-- SOURCE DATA --
————————
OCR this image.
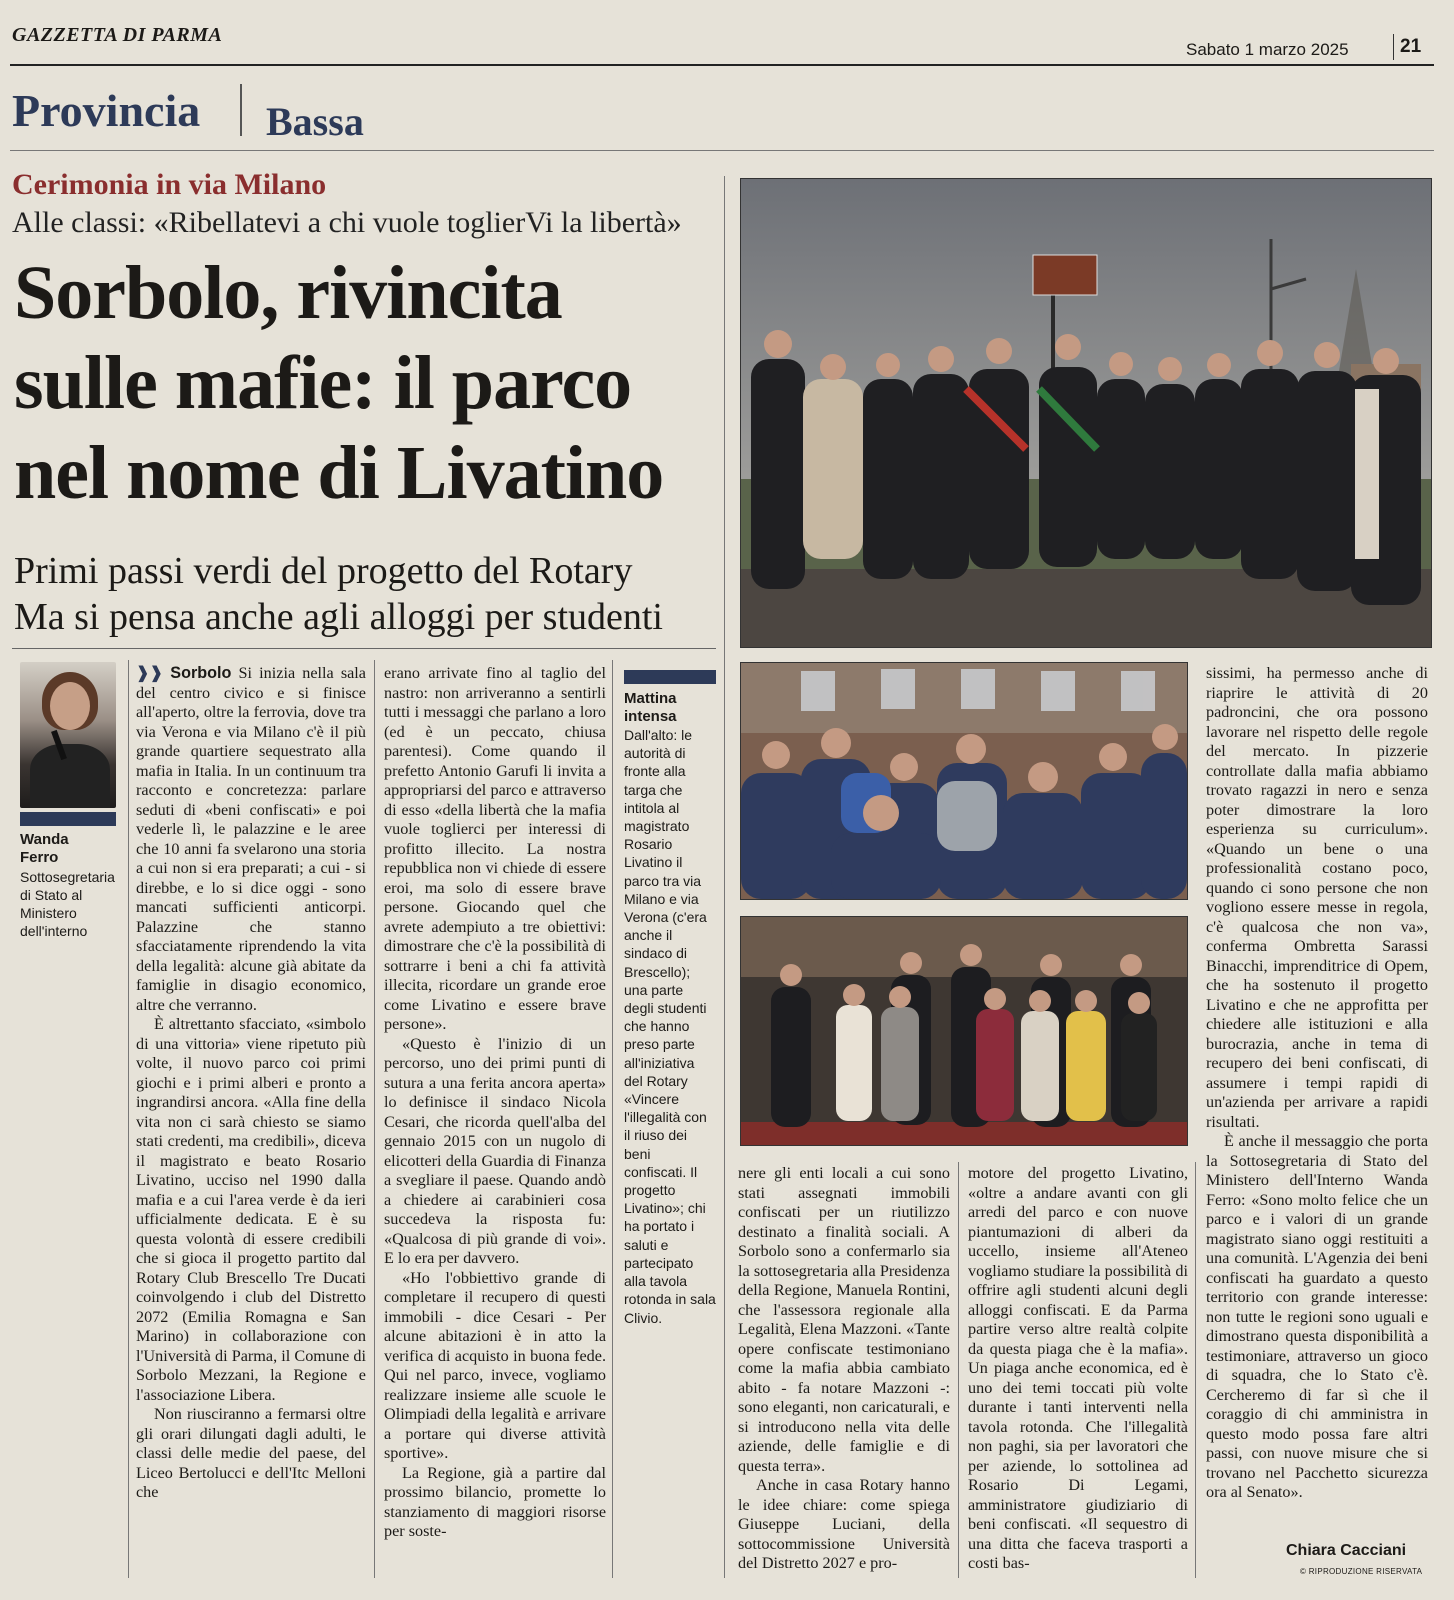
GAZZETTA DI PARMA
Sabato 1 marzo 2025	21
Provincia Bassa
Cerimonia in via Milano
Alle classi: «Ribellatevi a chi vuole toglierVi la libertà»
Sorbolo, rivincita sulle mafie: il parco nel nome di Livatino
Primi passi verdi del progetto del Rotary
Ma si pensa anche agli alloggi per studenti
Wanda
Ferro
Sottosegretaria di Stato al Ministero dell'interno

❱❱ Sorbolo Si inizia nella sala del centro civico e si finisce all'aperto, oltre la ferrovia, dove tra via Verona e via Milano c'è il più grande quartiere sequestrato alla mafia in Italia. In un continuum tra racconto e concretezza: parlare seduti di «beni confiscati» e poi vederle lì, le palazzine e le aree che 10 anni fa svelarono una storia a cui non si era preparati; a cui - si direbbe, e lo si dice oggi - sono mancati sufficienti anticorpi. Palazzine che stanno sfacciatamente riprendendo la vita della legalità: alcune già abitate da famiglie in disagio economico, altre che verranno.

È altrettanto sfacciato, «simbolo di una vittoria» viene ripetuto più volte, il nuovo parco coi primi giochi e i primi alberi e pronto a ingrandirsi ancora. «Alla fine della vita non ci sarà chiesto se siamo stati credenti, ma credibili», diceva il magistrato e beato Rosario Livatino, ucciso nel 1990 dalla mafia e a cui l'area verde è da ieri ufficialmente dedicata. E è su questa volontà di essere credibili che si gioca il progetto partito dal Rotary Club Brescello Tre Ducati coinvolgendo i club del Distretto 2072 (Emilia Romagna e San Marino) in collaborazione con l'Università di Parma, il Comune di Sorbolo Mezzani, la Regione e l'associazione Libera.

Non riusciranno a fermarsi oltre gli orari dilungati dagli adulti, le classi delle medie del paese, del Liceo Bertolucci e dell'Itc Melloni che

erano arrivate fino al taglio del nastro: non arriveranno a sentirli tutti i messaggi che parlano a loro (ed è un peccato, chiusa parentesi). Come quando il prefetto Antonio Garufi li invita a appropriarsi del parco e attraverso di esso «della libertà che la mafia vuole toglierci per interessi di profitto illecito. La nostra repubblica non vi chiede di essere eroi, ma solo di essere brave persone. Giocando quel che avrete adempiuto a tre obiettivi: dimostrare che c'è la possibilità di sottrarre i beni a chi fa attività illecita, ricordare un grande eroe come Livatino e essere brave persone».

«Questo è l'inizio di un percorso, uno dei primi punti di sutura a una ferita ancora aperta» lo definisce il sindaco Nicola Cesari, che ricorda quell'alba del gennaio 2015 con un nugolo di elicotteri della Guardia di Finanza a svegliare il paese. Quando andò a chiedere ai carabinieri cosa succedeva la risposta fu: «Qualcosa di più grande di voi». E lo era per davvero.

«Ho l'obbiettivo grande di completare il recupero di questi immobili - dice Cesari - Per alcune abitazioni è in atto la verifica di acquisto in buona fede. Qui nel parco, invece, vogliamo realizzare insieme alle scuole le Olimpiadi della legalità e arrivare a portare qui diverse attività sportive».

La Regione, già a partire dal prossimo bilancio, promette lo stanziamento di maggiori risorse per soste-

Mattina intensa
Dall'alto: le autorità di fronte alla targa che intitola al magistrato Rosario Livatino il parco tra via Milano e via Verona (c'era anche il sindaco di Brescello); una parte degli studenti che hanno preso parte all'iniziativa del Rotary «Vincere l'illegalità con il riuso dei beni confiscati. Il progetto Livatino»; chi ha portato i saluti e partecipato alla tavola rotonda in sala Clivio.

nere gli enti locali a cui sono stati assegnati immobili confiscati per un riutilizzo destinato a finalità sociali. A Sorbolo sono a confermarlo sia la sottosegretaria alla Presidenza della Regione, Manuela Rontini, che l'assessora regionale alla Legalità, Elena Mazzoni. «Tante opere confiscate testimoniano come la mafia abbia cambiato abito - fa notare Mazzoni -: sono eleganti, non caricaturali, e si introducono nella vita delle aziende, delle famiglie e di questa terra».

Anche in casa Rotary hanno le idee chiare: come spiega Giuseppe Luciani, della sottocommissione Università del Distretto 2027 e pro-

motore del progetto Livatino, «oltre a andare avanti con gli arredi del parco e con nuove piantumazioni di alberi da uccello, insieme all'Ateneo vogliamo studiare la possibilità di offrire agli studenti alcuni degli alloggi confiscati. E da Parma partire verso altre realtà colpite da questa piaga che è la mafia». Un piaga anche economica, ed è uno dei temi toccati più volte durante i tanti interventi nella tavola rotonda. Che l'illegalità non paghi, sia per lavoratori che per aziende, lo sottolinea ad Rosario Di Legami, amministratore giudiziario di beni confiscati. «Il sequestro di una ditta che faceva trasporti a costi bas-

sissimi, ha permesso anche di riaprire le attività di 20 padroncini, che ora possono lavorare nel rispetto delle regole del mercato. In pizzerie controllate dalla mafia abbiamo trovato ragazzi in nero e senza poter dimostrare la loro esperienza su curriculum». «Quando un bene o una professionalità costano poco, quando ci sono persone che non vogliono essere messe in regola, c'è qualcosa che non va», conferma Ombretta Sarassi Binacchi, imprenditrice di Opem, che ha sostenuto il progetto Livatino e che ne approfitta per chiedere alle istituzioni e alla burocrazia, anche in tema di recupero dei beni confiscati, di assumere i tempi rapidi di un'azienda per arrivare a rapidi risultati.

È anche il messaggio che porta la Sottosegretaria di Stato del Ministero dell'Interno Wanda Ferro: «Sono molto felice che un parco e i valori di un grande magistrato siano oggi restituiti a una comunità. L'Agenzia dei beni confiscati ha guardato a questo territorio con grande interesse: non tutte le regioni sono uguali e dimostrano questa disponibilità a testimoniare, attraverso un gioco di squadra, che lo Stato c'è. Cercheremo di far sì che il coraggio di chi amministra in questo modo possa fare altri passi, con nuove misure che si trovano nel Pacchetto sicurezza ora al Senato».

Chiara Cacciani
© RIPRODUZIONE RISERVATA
————————
-- YOUR GOAL --
What you return should match the records above word for word, minus the pictures.

-- COMPLETED TASK --
OCR this image.
GAZZETTA DI PARMA
Sabato 1 marzo 2025	21
Provincia Bassa
Cerimonia in via Milano
Alle classi: «Ribellatevi a chi vuole toglierVi la libertà»
Sorbolo, rivincita sulle mafie: il parco nel nome di Livatino
Primi passi verdi del progetto del Rotary
Ma si pensa anche agli alloggi per studenti
Wanda
Ferro
Sottosegretaria di Stato al Ministero dell'interno

❱❱ Sorbolo Si inizia nella sala del centro civico e si finisce all'aperto, oltre la ferrovia, dove tra via Verona e via Milano c'è il più grande quartiere sequestrato alla mafia in Italia. In un continuum tra racconto e concretezza: parlare seduti di «beni confiscati» e poi vederle lì, le palazzine e le aree che 10 anni fa svelarono una storia a cui non si era preparati; a cui - si direbbe, e lo si dice oggi - sono mancati sufficienti anticorpi. Palazzine che stanno sfacciatamente riprendendo la vita della legalità: alcune già abitate da famiglie in disagio economico, altre che verranno.

È altrettanto sfacciato, «simbolo di una vittoria» viene ripetuto più volte, il nuovo parco coi primi giochi e i primi alberi e pronto a ingrandirsi ancora. «Alla fine della vita non ci sarà chiesto se siamo stati credenti, ma credibili», diceva il magistrato e beato Rosario Livatino, ucciso nel 1990 dalla mafia e a cui l'area verde è da ieri ufficialmente dedicata. E è su questa volontà di essere credibili che si gioca il progetto partito dal Rotary Club Brescello Tre Ducati coinvolgendo i club del Distretto 2072 (Emilia Romagna e San Marino) in collaborazione con l'Università di Parma, il Comune di Sorbolo Mezzani, la Regione e l'associazione Libera.

Non riusciranno a fermarsi oltre gli orari dilungati dagli adulti, le classi delle medie del paese, del Liceo Bertolucci e dell'Itc Melloni che

erano arrivate fino al taglio del nastro: non arriveranno a sentirli tutti i messaggi che parlano a loro (ed è un peccato, chiusa parentesi). Come quando il prefetto Antonio Garufi li invita a appropriarsi del parco e attraverso di esso «della libertà che la mafia vuole toglierci per interessi di profitto illecito. La nostra repubblica non vi chiede di essere eroi, ma solo di essere brave persone. Giocando quel che avrete adempiuto a tre obiettivi: dimostrare che c'è la possibilità di sottrarre i beni a chi fa attività illecita, ricordare un grande eroe come Livatino e essere brave persone».

«Questo è l'inizio di un percorso, uno dei primi punti di sutura a una ferita ancora aperta» lo definisce il sindaco Nicola Cesari, che ricorda quell'alba del gennaio 2015 con un nugolo di elicotteri della Guardia di Finanza a svegliare il paese. Quando andò a chiedere ai carabinieri cosa succedeva la risposta fu: «Qualcosa di più grande di voi». E lo era per davvero.

«Ho l'obbiettivo grande di completare il recupero di questi immobili - dice Cesari - Per alcune abitazioni è in atto la verifica di acquisto in buona fede. Qui nel parco, invece, vogliamo realizzare insieme alle scuole le Olimpiadi della legalità e arrivare a portare qui diverse attività sportive».

La Regione, già a partire dal prossimo bilancio, promette lo stanziamento di maggiori risorse per soste-

Mattina intensa
Dall'alto: le autorità di fronte alla targa che intitola al magistrato Rosario Livatino il parco tra via Milano e via Verona (c'era anche il sindaco di Brescello); una parte degli studenti che hanno preso parte all'iniziativa del Rotary «Vincere l'illegalità con il riuso dei beni confiscati. Il progetto Livatino»; chi ha portato i saluti e partecipato alla tavola rotonda in sala Clivio.

nere gli enti locali a cui sono stati assegnati immobili confiscati per un riutilizzo destinato a finalità sociali. A Sorbolo sono a confermarlo sia la sottosegretaria alla Presidenza della Regione, Manuela Rontini, che l'assessora regionale alla Legalità, Elena Mazzoni. «Tante opere confiscate testimoniano come la mafia abbia cambiato abito - fa notare Mazzoni -: sono eleganti, non caricaturali, e si introducono nella vita delle aziende, delle famiglie e di questa terra».

Anche in casa Rotary hanno le idee chiare: come spiega Giuseppe Luciani, della sottocommissione Università del Distretto 2027 e pro-

motore del progetto Livatino, «oltre a andare avanti con gli arredi del parco e con nuove piantumazioni di alberi da uccello, insieme all'Ateneo vogliamo studiare la possibilità di offrire agli studenti alcuni degli alloggi confiscati. E da Parma partire verso altre realtà colpite da questa piaga che è la mafia». Un piaga anche economica, ed è uno dei temi toccati più volte durante i tanti interventi nella tavola rotonda. Che l'illegalità non paghi, sia per lavoratori che per aziende, lo sottolinea ad Rosario Di Legami, amministratore giudiziario di beni confiscati. «Il sequestro di una ditta che faceva trasporti a costi bas-

sissimi, ha permesso anche di riaprire le attività di 20 padroncini, che ora possono lavorare nel rispetto delle regole del mercato. In pizzerie controllate dalla mafia abbiamo trovato ragazzi in nero e senza poter dimostrare la loro esperienza su curriculum». «Quando un bene o una professionalità costano poco, quando ci sono persone che non vogliono essere messe in regola, c'è qualcosa che non va», conferma Ombretta Sarassi Binacchi, imprenditrice di Opem, che ha sostenuto il progetto Livatino e che ne approfitta per chiedere alle istituzioni e alla burocrazia, anche in tema di recupero dei beni confiscati, di assumere i tempi rapidi di un'azienda per arrivare a rapidi risultati.

È anche il messaggio che porta la Sottosegretaria di Stato del Ministero dell'Interno Wanda Ferro: «Sono molto felice che un parco e i valori di un grande magistrato siano oggi restituiti a una comunità. L'Agenzia dei beni confiscati ha guardato a questo territorio con grande interesse: non tutte le regioni sono uguali e dimostrano questa disponibilità a testimoniare, attraverso un gioco di squadra, che lo Stato c'è. Cercheremo di far sì che il coraggio di chi amministra in questo modo possa fare altri passi, con nuove misure che si trovano nel Pacchetto sicurezza ora al Senato».

Chiara Cacciani
© RIPRODUZIONE RISERVATA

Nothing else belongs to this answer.